## WHAT THE EXERCISE ASKS
Copy out every line of the records where the string "title" occurs.

## DATA EXTRACT
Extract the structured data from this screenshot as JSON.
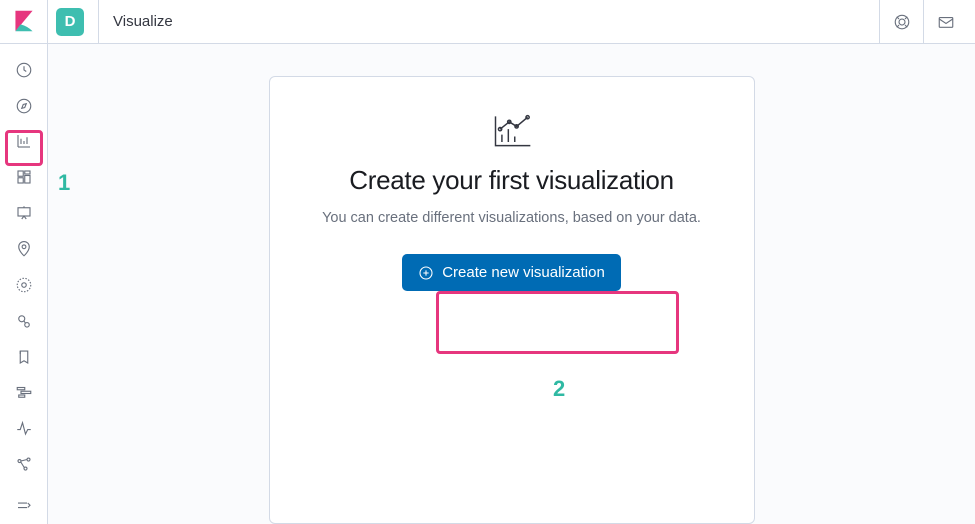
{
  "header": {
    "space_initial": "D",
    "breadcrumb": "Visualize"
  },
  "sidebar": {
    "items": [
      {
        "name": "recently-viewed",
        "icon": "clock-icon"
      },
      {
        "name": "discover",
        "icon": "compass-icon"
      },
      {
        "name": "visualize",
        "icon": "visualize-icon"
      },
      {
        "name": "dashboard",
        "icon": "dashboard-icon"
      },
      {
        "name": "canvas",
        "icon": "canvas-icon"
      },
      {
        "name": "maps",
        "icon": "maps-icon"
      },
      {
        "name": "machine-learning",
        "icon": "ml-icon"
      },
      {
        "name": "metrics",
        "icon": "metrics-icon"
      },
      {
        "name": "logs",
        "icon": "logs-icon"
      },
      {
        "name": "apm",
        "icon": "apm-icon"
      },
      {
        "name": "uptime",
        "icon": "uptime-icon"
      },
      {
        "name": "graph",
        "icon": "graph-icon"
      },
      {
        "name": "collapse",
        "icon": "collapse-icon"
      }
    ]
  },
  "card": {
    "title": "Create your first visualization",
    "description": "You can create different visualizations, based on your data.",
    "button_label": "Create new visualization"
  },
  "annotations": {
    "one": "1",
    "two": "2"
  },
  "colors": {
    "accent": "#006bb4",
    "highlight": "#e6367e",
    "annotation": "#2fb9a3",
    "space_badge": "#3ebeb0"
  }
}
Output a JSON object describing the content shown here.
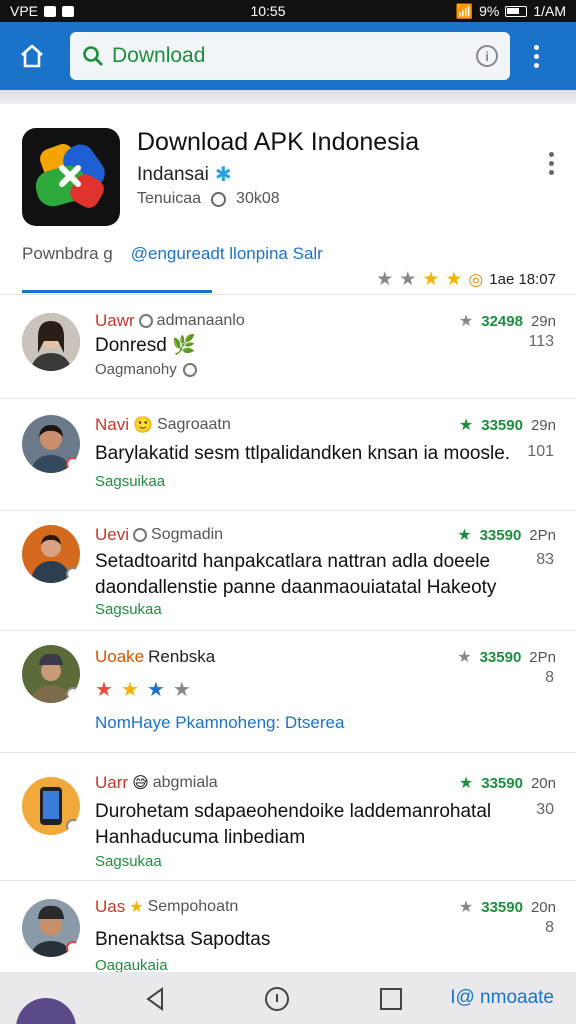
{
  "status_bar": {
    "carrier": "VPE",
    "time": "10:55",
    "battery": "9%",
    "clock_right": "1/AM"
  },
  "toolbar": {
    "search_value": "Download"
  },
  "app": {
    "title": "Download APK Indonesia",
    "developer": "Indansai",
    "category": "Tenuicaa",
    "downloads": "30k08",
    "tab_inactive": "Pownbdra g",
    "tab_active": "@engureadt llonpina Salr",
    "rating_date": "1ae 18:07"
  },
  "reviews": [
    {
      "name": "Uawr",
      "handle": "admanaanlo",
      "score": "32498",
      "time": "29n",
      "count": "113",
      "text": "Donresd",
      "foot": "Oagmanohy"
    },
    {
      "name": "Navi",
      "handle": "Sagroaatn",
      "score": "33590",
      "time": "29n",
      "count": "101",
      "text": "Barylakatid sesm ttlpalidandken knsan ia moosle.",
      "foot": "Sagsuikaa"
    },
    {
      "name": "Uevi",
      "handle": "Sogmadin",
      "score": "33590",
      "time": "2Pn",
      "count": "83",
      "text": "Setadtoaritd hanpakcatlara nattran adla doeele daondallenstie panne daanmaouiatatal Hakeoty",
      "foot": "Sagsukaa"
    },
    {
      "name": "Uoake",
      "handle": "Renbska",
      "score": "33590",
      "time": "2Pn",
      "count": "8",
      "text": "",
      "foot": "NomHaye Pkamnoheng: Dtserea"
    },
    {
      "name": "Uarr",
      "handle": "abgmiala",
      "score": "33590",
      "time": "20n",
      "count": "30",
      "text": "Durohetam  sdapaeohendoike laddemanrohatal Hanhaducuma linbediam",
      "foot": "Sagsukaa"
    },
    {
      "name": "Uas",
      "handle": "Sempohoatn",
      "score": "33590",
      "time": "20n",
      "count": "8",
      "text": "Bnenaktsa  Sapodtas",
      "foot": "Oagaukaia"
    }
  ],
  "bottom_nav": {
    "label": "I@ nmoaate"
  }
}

## ANSWER FOR THIS EXERCISE
    "title": "Create your first visualization",
    "title": "Download APK Indonesia",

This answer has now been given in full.